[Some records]

▶

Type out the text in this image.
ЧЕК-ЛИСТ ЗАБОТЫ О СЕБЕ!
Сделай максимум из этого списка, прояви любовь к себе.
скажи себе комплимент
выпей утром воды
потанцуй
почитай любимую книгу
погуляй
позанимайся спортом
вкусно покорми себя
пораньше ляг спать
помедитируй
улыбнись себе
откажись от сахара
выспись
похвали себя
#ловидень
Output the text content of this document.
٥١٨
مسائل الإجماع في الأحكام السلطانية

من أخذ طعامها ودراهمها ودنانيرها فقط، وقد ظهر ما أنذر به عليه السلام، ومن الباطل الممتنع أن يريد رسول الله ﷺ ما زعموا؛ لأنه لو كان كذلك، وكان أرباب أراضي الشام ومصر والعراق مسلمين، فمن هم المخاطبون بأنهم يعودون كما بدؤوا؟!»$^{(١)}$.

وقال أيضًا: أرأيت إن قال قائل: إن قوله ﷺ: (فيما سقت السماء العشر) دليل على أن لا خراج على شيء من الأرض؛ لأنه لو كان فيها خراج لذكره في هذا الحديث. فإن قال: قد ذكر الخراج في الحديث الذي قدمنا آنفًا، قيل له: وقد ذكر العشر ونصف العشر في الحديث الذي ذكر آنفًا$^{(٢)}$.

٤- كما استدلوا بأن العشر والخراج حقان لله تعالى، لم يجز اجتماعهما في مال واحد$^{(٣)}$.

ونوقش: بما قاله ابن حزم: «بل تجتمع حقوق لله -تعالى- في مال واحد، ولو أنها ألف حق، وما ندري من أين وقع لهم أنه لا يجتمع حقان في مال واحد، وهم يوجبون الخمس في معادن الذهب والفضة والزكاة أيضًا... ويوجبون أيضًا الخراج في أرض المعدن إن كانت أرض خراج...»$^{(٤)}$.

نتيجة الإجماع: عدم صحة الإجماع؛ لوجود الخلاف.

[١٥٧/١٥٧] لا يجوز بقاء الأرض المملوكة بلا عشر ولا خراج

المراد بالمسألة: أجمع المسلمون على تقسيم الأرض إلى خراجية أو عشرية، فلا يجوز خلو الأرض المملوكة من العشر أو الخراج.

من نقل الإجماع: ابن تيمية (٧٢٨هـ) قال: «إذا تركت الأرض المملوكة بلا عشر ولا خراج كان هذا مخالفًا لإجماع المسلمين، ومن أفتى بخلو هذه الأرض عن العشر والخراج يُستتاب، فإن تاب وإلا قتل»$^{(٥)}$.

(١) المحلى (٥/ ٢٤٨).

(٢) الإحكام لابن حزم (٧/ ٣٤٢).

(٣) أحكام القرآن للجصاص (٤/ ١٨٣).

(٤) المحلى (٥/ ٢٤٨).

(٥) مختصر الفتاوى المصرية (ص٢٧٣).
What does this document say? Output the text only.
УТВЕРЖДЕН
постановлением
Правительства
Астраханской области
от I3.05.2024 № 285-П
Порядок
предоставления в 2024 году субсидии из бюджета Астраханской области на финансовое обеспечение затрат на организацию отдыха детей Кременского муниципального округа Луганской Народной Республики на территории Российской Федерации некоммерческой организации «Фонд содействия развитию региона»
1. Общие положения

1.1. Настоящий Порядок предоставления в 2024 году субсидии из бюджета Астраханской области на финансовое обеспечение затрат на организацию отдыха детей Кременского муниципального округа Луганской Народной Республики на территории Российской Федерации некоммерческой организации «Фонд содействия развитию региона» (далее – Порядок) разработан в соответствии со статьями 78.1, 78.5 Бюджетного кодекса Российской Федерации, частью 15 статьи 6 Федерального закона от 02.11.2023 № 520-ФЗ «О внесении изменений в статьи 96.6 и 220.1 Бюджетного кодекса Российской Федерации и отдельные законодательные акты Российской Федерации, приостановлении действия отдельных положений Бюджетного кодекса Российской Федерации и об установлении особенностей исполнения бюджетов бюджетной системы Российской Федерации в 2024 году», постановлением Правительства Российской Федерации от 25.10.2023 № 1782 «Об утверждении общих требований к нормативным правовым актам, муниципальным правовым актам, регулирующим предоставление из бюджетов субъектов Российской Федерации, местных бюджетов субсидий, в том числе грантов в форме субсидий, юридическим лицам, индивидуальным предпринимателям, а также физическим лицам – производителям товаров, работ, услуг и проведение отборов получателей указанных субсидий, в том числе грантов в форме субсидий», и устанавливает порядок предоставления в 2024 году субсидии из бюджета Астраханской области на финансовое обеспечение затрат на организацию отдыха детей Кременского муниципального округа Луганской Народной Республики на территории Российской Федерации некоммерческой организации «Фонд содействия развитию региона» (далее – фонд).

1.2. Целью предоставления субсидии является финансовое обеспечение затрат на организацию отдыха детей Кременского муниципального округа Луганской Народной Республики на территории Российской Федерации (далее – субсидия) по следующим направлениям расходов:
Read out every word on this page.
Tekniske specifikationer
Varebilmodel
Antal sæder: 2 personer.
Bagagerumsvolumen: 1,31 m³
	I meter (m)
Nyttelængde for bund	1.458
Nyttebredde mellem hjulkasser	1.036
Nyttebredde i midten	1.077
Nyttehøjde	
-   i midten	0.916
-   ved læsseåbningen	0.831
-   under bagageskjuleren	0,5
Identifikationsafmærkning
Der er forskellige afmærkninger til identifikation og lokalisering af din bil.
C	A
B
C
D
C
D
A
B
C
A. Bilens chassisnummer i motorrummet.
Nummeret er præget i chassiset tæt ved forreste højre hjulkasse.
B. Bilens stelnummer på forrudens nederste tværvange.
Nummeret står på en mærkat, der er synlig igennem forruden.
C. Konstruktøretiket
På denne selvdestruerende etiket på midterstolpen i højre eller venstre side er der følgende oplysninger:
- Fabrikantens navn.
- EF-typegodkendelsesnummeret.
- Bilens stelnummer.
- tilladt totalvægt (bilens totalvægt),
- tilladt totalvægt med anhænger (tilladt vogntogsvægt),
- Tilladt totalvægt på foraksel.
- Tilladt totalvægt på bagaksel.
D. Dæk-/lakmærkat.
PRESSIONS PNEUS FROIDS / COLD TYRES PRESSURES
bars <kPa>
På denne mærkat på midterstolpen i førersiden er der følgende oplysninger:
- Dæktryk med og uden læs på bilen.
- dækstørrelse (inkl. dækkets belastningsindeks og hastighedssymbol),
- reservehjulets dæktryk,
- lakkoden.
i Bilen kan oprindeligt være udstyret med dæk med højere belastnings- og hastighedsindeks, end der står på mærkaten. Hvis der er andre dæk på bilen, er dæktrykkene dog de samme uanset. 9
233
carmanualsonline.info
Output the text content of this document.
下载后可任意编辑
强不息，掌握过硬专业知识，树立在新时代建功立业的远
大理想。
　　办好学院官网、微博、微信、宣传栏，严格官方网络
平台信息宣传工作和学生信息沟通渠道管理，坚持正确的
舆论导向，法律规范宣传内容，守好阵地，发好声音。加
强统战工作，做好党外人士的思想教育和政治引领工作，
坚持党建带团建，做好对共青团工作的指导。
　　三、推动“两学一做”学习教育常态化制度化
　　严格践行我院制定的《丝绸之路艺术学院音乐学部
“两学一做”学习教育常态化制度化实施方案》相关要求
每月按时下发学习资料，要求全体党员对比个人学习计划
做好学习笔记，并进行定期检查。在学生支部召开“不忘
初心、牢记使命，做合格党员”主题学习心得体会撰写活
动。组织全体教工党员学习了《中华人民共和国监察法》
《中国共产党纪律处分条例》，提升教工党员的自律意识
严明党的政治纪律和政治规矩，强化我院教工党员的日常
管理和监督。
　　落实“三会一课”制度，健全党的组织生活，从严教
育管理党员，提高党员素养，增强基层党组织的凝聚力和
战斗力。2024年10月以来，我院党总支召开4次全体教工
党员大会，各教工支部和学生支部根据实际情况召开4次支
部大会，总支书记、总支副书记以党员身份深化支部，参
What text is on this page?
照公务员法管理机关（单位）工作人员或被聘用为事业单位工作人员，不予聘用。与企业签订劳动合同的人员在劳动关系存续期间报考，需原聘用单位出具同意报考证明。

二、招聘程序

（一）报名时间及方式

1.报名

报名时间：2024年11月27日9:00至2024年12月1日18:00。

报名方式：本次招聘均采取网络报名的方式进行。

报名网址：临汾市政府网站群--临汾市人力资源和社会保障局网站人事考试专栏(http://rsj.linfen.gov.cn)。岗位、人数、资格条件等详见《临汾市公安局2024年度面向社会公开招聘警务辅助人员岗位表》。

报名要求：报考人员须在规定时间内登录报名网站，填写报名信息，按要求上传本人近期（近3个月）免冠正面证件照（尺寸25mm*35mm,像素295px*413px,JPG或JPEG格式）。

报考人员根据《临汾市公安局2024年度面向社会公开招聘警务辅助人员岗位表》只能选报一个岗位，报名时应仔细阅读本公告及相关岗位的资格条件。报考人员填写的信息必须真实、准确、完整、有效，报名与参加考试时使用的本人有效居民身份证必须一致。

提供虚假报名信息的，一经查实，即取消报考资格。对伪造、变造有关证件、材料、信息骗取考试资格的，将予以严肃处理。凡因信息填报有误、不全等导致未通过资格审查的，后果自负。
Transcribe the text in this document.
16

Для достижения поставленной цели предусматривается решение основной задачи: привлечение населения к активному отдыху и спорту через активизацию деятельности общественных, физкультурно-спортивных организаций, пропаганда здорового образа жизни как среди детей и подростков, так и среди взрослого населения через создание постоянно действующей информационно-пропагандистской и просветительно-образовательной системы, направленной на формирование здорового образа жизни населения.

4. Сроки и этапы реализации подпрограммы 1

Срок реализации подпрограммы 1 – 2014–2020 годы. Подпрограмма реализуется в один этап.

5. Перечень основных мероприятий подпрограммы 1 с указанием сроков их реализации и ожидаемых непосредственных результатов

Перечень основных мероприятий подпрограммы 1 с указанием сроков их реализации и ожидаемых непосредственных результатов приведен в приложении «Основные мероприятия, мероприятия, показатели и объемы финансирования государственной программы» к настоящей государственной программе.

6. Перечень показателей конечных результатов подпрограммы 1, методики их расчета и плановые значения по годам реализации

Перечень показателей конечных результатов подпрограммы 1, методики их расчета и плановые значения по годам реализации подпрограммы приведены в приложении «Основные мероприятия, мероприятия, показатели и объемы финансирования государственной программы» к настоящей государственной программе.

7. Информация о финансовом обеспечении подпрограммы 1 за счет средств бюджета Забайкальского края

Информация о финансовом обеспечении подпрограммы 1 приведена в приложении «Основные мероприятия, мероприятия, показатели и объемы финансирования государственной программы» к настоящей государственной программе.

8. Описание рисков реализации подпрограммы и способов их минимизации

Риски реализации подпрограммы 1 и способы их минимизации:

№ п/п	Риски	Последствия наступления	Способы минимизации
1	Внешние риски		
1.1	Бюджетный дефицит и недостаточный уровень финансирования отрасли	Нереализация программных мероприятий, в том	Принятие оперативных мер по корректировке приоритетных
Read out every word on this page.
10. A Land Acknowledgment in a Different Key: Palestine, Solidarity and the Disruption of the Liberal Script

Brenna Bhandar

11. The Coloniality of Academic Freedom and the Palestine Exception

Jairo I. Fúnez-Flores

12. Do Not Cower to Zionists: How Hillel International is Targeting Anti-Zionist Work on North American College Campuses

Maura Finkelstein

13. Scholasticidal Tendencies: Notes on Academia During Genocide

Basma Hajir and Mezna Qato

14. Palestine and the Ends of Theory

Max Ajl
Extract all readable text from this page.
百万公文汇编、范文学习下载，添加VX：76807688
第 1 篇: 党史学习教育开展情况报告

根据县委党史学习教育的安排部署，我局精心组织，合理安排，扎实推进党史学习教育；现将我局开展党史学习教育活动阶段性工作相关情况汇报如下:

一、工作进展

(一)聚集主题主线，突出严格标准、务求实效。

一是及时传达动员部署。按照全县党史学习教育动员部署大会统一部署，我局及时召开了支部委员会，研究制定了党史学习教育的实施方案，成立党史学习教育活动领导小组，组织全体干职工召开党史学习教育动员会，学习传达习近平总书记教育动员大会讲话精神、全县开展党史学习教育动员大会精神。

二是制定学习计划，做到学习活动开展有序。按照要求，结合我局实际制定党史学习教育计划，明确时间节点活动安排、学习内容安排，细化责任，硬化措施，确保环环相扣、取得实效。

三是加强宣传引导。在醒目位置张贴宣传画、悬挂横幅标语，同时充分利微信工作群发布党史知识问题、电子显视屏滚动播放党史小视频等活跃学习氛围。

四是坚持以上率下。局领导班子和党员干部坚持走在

◀

- Exercise task
Return solely the number of lines in the data that include the word "this".

- Task answer
9